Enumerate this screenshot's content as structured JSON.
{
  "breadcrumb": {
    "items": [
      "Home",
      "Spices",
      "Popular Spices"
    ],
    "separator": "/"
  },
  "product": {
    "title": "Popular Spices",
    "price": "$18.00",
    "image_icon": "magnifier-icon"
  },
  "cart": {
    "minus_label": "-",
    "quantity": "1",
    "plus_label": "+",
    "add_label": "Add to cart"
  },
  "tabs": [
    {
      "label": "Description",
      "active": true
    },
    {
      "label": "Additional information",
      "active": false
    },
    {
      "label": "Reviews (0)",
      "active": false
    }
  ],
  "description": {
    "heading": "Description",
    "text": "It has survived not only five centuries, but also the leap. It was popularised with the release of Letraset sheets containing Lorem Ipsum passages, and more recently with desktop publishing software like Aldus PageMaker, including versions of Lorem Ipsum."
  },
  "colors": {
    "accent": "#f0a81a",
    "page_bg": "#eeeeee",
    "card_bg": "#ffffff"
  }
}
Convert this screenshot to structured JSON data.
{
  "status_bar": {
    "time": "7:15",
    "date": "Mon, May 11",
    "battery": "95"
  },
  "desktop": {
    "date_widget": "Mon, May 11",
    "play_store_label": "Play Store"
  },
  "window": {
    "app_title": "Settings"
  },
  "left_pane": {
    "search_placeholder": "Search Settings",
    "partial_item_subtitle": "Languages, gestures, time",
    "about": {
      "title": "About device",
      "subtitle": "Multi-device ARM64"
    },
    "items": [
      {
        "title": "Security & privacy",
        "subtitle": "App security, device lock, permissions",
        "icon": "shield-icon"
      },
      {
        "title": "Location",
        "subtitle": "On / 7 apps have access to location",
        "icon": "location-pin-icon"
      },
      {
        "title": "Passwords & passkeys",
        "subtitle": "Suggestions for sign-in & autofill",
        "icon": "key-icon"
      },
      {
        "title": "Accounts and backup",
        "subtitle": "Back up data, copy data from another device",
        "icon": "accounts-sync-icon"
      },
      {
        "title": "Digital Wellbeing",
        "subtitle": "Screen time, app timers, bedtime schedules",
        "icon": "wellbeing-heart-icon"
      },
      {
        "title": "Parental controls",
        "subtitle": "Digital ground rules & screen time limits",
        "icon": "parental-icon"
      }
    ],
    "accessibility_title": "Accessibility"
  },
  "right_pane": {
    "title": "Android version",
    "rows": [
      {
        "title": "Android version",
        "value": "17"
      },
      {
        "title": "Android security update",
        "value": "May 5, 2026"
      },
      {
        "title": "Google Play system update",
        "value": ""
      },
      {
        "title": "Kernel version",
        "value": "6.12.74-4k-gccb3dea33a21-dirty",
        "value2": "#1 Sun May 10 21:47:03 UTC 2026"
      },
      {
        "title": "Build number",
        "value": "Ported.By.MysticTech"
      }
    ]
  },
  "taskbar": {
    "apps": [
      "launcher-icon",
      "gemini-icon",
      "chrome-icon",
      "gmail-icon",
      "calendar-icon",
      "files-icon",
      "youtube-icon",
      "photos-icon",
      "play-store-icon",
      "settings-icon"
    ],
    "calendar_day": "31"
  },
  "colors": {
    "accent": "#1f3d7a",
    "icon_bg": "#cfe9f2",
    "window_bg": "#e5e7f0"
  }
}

### Direction
Using the entries above, find all lines with "Digital". Copy them.

### Final result
        "title": "Digital Wellbeing",
        "subtitle": "Digital ground rules & screen time limits",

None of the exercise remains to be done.